## TASK INSTRUCTIONS
Word for word, retype every entry in the listing.

## EXERCISE DATA
>>>>>

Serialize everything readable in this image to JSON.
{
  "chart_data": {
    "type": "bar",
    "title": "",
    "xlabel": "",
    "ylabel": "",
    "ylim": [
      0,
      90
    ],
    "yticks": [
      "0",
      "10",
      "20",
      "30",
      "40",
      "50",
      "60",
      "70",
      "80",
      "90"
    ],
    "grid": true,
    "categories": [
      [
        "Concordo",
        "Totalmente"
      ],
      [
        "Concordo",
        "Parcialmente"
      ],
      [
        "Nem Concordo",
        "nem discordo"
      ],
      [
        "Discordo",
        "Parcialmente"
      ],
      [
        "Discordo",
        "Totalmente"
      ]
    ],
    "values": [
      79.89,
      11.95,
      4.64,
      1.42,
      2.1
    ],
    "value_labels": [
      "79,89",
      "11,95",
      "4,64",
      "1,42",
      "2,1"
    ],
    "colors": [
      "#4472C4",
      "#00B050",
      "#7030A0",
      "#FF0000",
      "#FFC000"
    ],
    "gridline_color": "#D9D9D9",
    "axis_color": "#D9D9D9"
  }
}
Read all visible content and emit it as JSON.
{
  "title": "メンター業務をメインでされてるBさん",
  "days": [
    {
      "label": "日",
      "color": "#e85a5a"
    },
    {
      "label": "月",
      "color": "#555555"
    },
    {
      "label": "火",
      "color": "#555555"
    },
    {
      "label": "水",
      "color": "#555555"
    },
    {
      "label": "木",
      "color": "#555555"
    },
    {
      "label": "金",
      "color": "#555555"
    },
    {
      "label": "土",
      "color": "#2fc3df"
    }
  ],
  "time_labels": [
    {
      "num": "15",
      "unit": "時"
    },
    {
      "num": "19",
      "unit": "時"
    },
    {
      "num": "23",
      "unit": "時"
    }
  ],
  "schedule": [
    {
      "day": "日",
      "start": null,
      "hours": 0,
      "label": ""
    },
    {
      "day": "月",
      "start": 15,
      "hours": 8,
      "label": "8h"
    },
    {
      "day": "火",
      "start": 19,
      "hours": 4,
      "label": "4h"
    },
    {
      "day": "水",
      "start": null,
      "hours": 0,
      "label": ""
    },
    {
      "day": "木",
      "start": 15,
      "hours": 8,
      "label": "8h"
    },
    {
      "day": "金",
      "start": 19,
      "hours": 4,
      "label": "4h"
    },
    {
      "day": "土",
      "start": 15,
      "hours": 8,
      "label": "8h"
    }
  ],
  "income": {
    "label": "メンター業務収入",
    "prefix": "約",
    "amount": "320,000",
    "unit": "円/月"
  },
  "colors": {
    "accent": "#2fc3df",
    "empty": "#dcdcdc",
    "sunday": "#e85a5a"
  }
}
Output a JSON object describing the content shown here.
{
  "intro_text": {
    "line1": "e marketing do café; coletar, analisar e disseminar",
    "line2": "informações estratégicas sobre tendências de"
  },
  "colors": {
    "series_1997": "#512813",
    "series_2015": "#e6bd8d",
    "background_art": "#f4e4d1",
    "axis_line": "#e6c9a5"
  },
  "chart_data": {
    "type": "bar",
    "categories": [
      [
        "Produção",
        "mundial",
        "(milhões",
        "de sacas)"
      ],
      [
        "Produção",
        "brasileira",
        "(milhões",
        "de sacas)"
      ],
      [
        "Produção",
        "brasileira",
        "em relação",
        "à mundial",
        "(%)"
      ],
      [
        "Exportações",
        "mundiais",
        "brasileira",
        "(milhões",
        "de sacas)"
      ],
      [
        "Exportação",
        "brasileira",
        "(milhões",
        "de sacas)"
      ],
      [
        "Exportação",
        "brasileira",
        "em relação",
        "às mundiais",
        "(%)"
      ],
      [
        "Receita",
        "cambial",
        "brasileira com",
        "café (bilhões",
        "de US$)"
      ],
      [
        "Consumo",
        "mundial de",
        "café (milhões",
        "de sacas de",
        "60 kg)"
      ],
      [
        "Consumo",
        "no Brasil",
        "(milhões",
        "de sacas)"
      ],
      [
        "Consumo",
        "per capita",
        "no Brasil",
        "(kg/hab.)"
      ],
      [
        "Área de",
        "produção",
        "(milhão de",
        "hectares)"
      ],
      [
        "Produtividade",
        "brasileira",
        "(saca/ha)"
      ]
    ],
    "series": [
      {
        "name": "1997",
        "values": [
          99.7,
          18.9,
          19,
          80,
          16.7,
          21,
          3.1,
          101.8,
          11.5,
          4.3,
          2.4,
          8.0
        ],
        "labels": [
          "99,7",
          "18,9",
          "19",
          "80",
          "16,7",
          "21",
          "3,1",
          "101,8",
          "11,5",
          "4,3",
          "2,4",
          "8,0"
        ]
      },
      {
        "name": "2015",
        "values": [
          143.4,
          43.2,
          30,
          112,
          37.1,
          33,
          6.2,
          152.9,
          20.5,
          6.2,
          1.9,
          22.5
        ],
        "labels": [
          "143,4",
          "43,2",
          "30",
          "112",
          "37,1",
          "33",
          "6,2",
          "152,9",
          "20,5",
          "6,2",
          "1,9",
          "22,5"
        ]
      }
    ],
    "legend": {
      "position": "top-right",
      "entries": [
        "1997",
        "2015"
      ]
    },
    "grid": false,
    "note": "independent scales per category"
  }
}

<<<<<

## FULL ANSWER
Serialize everything readable in this image to JSON.
{
  "chart_data": {
    "type": "bar",
    "title": "",
    "xlabel": "",
    "ylabel": "",
    "ylim": [
      0,
      90
    ],
    "yticks": [
      "0",
      "10",
      "20",
      "30",
      "40",
      "50",
      "60",
      "70",
      "80",
      "90"
    ],
    "grid": true,
    "categories": [
      [
        "Concordo",
        "Totalmente"
      ],
      [
        "Concordo",
        "Parcialmente"
      ],
      [
        "Nem Concordo",
        "nem discordo"
      ],
      [
        "Discordo",
        "Parcialmente"
      ],
      [
        "Discordo",
        "Totalmente"
      ]
    ],
    "values": [
      79.89,
      11.95,
      4.64,
      1.42,
      2.1
    ],
    "value_labels": [
      "79,89",
      "11,95",
      "4,64",
      "1,42",
      "2,1"
    ],
    "colors": [
      "#4472C4",
      "#00B050",
      "#7030A0",
      "#FF0000",
      "#FFC000"
    ],
    "gridline_color": "#D9D9D9",
    "axis_color": "#D9D9D9"
  }
}
Read all visible content and emit it as JSON.
{
  "title": "メンター業務をメインでされてるBさん",
  "days": [
    {
      "label": "日",
      "color": "#e85a5a"
    },
    {
      "label": "月",
      "color": "#555555"
    },
    {
      "label": "火",
      "color": "#555555"
    },
    {
      "label": "水",
      "color": "#555555"
    },
    {
      "label": "木",
      "color": "#555555"
    },
    {
      "label": "金",
      "color": "#555555"
    },
    {
      "label": "土",
      "color": "#2fc3df"
    }
  ],
  "time_labels": [
    {
      "num": "15",
      "unit": "時"
    },
    {
      "num": "19",
      "unit": "時"
    },
    {
      "num": "23",
      "unit": "時"
    }
  ],
  "schedule": [
    {
      "day": "日",
      "start": null,
      "hours": 0,
      "label": ""
    },
    {
      "day": "月",
      "start": 15,
      "hours": 8,
      "label": "8h"
    },
    {
      "day": "火",
      "start": 19,
      "hours": 4,
      "label": "4h"
    },
    {
      "day": "水",
      "start": null,
      "hours": 0,
      "label": ""
    },
    {
      "day": "木",
      "start": 15,
      "hours": 8,
      "label": "8h"
    },
    {
      "day": "金",
      "start": 19,
      "hours": 4,
      "label": "4h"
    },
    {
      "day": "土",
      "start": 15,
      "hours": 8,
      "label": "8h"
    }
  ],
  "income": {
    "label": "メンター業務収入",
    "prefix": "約",
    "amount": "320,000",
    "unit": "円/月"
  },
  "colors": {
    "accent": "#2fc3df",
    "empty": "#dcdcdc",
    "sunday": "#e85a5a"
  }
}
Output a JSON object describing the content shown here.
{
  "intro_text": {
    "line1": "e marketing do café; coletar, analisar e disseminar",
    "line2": "informações estratégicas sobre tendências de"
  },
  "colors": {
    "series_1997": "#512813",
    "series_2015": "#e6bd8d",
    "background_art": "#f4e4d1",
    "axis_line": "#e6c9a5"
  },
  "chart_data": {
    "type": "bar",
    "categories": [
      [
        "Produção",
        "mundial",
        "(milhões",
        "de sacas)"
      ],
      [
        "Produção",
        "brasileira",
        "(milhões",
        "de sacas)"
      ],
      [
        "Produção",
        "brasileira",
        "em relação",
        "à mundial",
        "(%)"
      ],
      [
        "Exportações",
        "mundiais",
        "brasileira",
        "(milhões",
        "de sacas)"
      ],
      [
        "Exportação",
        "brasileira",
        "(milhões",
        "de sacas)"
      ],
      [
        "Exportação",
        "brasileira",
        "em relação",
        "às mundiais",
        "(%)"
      ],
      [
        "Receita",
        "cambial",
        "brasileira com",
        "café (bilhões",
        "de US$)"
      ],
      [
        "Consumo",
        "mundial de",
        "café (milhões",
        "de sacas de",
        "60 kg)"
      ],
      [
        "Consumo",
        "no Brasil",
        "(milhões",
        "de sacas)"
      ],
      [
        "Consumo",
        "per capita",
        "no Brasil",
        "(kg/hab.)"
      ],
      [
        "Área de",
        "produção",
        "(milhão de",
        "hectares)"
      ],
      [
        "Produtividade",
        "brasileira",
        "(saca/ha)"
      ]
    ],
    "series": [
      {
        "name": "1997",
        "values": [
          99.7,
          18.9,
          19,
          80,
          16.7,
          21,
          3.1,
          101.8,
          11.5,
          4.3,
          2.4,
          8.0
        ],
        "labels": [
          "99,7",
          "18,9",
          "19",
          "80",
          "16,7",
          "21",
          "3,1",
          "101,8",
          "11,5",
          "4,3",
          "2,4",
          "8,0"
        ]
      },
      {
        "name": "2015",
        "values": [
          143.4,
          43.2,
          30,
          112,
          37.1,
          33,
          6.2,
          152.9,
          20.5,
          6.2,
          1.9,
          22.5
        ],
        "labels": [
          "143,4",
          "43,2",
          "30",
          "112",
          "37,1",
          "33",
          "6,2",
          "152,9",
          "20,5",
          "6,2",
          "1,9",
          "22,5"
        ]
      }
    ],
    "legend": {
      "position": "top-right",
      "entries": [
        "1997",
        "2015"
      ]
    },
    "grid": false,
    "note": "independent scales per category"
  }
}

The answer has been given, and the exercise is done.